PROBLEM STATEMENT: Your answer is a single number: the count of lines that contain the string "których".

DATA RECORDS:
>>>

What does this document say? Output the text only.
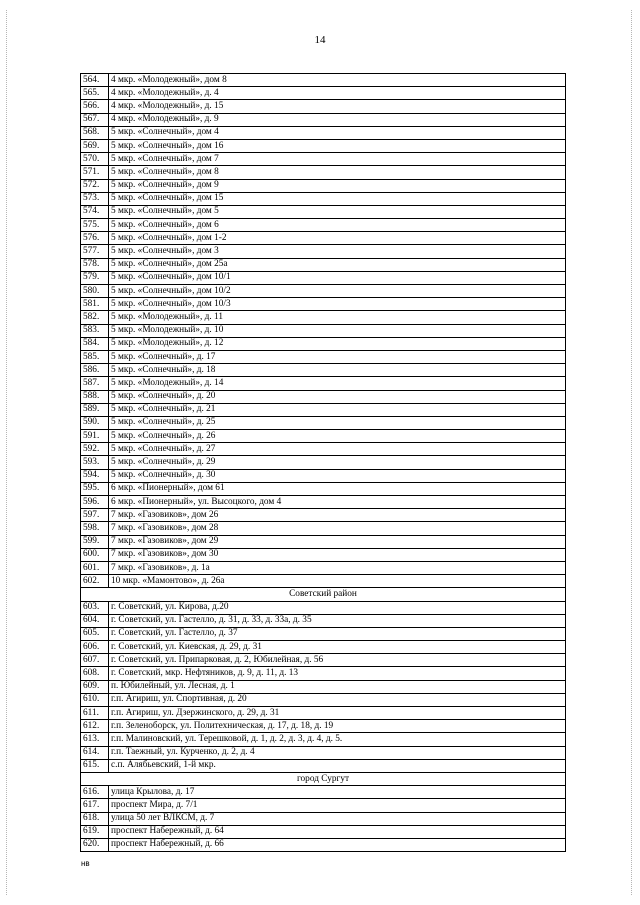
14
564.	4 мкр. «Молодежный», дом 8
565.	4 мкр. «Молодежный», д. 4
566.	4 мкр. «Молодежный», д. 15
567.	4 мкр. «Молодежный», д. 9
568.	5 мкр. «Солнечный», дом 4
569.	5 мкр. «Солнечный», дом 16
570.	5 мкр. «Солнечный», дом 7
571.	5 мкр. «Солнечный», дом 8
572.	5 мкр. «Солнечный», дом 9
573.	5 мкр. «Солнечный», дом 15
574.	5 мкр. «Солнечный», дом 5
575.	5 мкр. «Солнечный», дом 6
576.	5 мкр. «Солнечный», дом 1-2
577.	5 мкр. «Солнечный», дом 3
578.	5 мкр. «Солнечный», дом 25а
579.	5 мкр. «Солнечный», дом 10/1
580.	5 мкр. «Солнечный», дом 10/2
581.	5 мкр. «Солнечный», дом 10/3
582.	5 мкр. «Молодежный», д. 11
583.	5 мкр. «Молодежный», д. 10
584.	5 мкр. «Молодежный», д. 12
585.	5 мкр. «Солнечный», д. 17
586.	5 мкр. «Солнечный», д. 18
587.	5 мкр. «Молодежный», д. 14
588.	5 мкр. «Солнечный», д. 20
589.	5 мкр. «Солнечный», д. 21
590.	5 мкр. «Солнечный», д. 25
591.	5 мкр. «Солнечный», д. 26
592.	5 мкр. «Солнечный», д. 27
593.	5 мкр. «Солнечный», д. 29
594.	5 мкр. «Солнечный», д. 30
595.	6 мкр. «Пионерный», дом 61
596.	6 мкр. «Пионерный», ул. Высоцкого, дом 4
597.	7 мкр. «Газовиков», дом 26
598.	7 мкр. «Газовиков», дом 28
599.	7 мкр. «Газовиков», дом 29
600.	7 мкр. «Газовиков», дом 30
601.	7 мкр. «Газовиков», д. 1а
602.	10 мкр. «Мамонтово», д. 26а
Советский район	
603.	г. Советский, ул. Кирова, д.20
604.	г. Советский, ул. Гастелло, д. 31, д. 33, д. 33а, д. 35
605.	г. Советский, ул. Гастелло, д. 37
606.	г. Советский, ул. Киевская, д. 29, д. 31
607.	г. Советский, ул. Припарковая, д. 2, Юбилейная, д. 56
608.	г. Советский, мкр. Нефтяников, д. 9, д. 11, д. 13
609.	п. Юбилейный, ул. Лесная, д. 1
610.	г.п. Агириш, ул. Спортивная, д. 20
611.	г.п. Агириш, ул. Дзержинского, д. 29, д. 31
612.	г.п. Зеленоборск, ул. Политехническая, д. 17, д. 18, д. 19
613.	г.п. Малиновский, ул. Терешковой, д. 1, д. 2, д. 3, д. 4, д. 5.
614.	г.п. Таежный, ул. Курченко, д. 2, д. 4
615.	с.п. Алябьевский, 1-й мкр.
город Сургут	
616.	улица Крылова, д. 17
617.	проспект Мира, д. 7/1
618.	улица 50 лет ВЛКСМ, д. 7
619.	проспект Набережный, д. 64
620.	проспект Набережный, д. 66
нв
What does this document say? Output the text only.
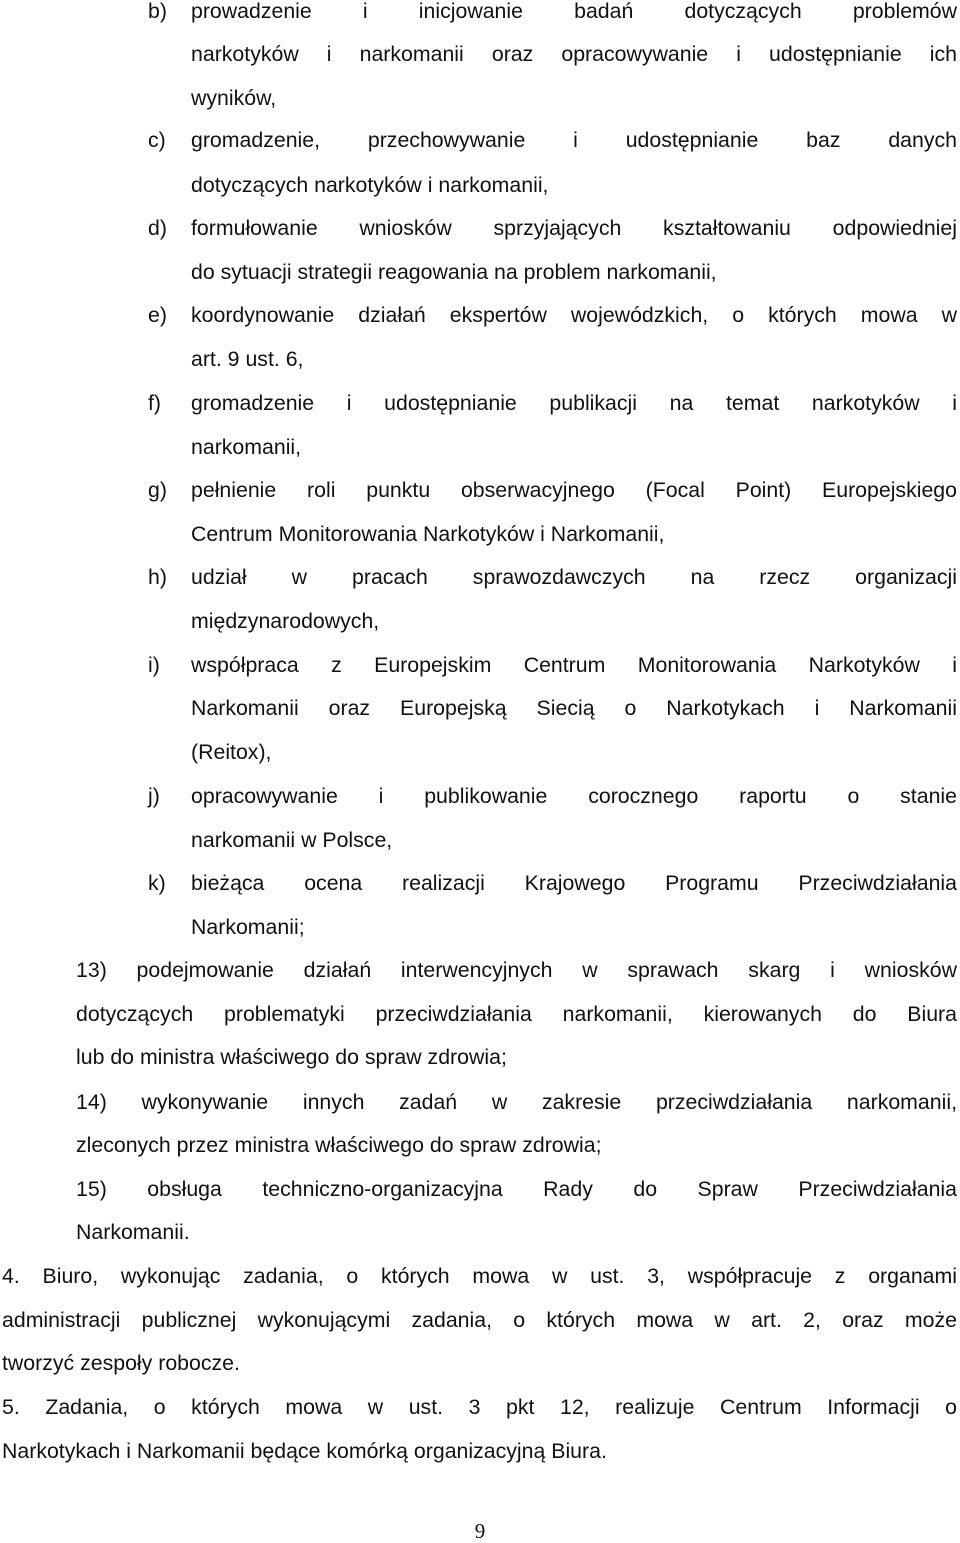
b) prowadzenie i inicjowanie badań dotyczących problemów
narkotyków i narkomanii oraz opracowywanie i udostępnianie ich
wyników,
c) gromadzenie, przechowywanie i udostępnianie baz danych
dotyczących narkotyków i narkomanii,
d) formułowanie wniosków sprzyjających kształtowaniu odpowiedniej
do sytuacji strategii reagowania na problem narkomanii,
e) koordynowanie działań ekspertów wojewódzkich, o których mowa w
art. 9 ust. 6,
f) gromadzenie i udostępnianie publikacji na temat narkotyków i
narkomanii,
g) pełnienie roli punktu obserwacyjnego (Focal Point) Europejskiego
Centrum Monitorowania Narkotyków i Narkomanii,
h) udział w pracach sprawozdawczych na rzecz organizacji
międzynarodowych,
i) współpraca z Europejskim Centrum Monitorowania Narkotyków i
Narkomanii oraz Europejską Siecią o Narkotykach i Narkomanii
(Reitox),
j) opracowywanie i publikowanie corocznego raportu o stanie
narkomanii w Polsce,
k) bieżąca ocena realizacji Krajowego Programu Przeciwdziałania
Narkomanii;
13) podejmowanie działań interwencyjnych w sprawach skarg i wniosków
dotyczących problematyki przeciwdziałania narkomanii, kierowanych do Biura
lub do ministra właściwego do spraw zdrowia;
14) wykonywanie innych zadań w zakresie przeciwdziałania narkomanii,
zleconych przez ministra właściwego do spraw zdrowia;
15) obsługa techniczno-organizacyjna Rady do Spraw Przeciwdziałania
Narkomanii.
4. Biuro, wykonując zadania, o których mowa w ust. 3, współpracuje z organami
administracji publicznej wykonującymi zadania, o których mowa w art. 2, oraz może
tworzyć zespoły robocze.
5. Zadania, o których mowa w ust. 3 pkt 12, realizuje Centrum Informacji o
Narkotykach i Narkomanii będące komórką organizacyjną Biura.
9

<<<

REPLY: 4